#### Items:
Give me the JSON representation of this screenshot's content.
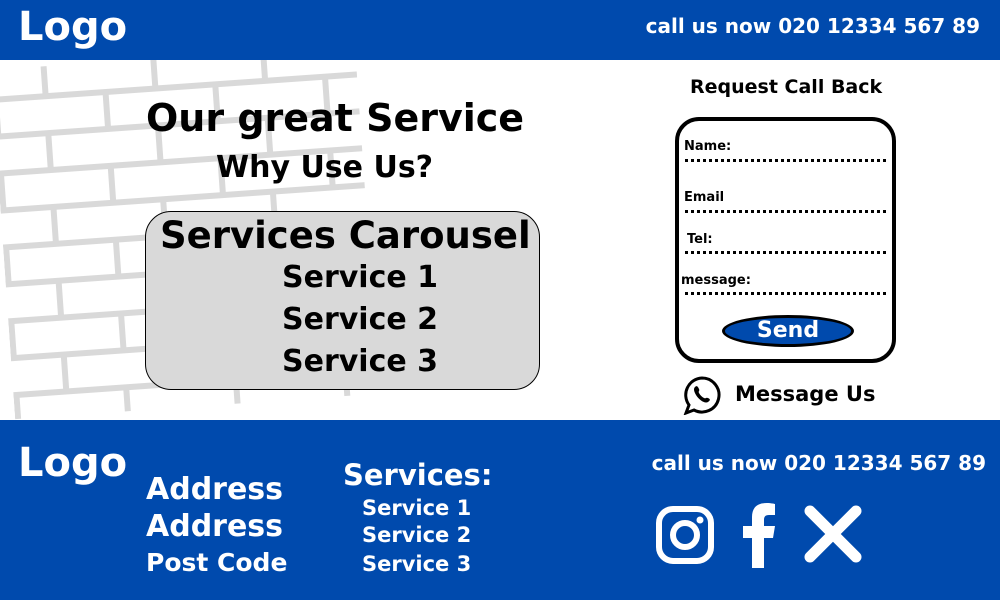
{
  "header": {
    "logo": "Logo",
    "phone": "call us now 020 12334 567 89"
  },
  "hero": {
    "title": "Our great Service",
    "subtitle": "Why Use Us?"
  },
  "carousel": {
    "title": "Services Carousel",
    "items": [
      "Service 1",
      "Service 2",
      "Service 3"
    ]
  },
  "callback": {
    "title": "Request Call Back",
    "fields": [
      "Name:",
      "Email",
      "Tel:",
      "message:"
    ],
    "send_label": "Send",
    "message_us": "Message Us"
  },
  "footer": {
    "logo": "Logo",
    "address": [
      "Address",
      "Address",
      "Post Code"
    ],
    "services_title": "Services:",
    "services": [
      "Service 1",
      "Service 2",
      "Service 3"
    ],
    "phone": "call us now 020 12334 567 89",
    "social_icons": [
      "instagram-icon",
      "facebook-icon",
      "x-icon"
    ]
  },
  "colors": {
    "brand": "#004aad",
    "carousel_bg": "#d9d9d9",
    "brick": "#d9d9d9"
  }
}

#### Task description:
Images should not appear in the copy; retype the listing above exactly.

#### Finished answer:
Give me the JSON representation of this screenshot's content.
{
  "header": {
    "logo": "Logo",
    "phone": "call us now 020 12334 567 89"
  },
  "hero": {
    "title": "Our great Service",
    "subtitle": "Why Use Us?"
  },
  "carousel": {
    "title": "Services Carousel",
    "items": [
      "Service 1",
      "Service 2",
      "Service 3"
    ]
  },
  "callback": {
    "title": "Request Call Back",
    "fields": [
      "Name:",
      "Email",
      "Tel:",
      "message:"
    ],
    "send_label": "Send",
    "message_us": "Message Us"
  },
  "footer": {
    "logo": "Logo",
    "address": [
      "Address",
      "Address",
      "Post Code"
    ],
    "services_title": "Services:",
    "services": [
      "Service 1",
      "Service 2",
      "Service 3"
    ],
    "phone": "call us now 020 12334 567 89",
    "social_icons": [
      "instagram-icon",
      "facebook-icon",
      "x-icon"
    ]
  },
  "colors": {
    "brand": "#004aad",
    "carousel_bg": "#d9d9d9",
    "brick": "#d9d9d9"
  }
}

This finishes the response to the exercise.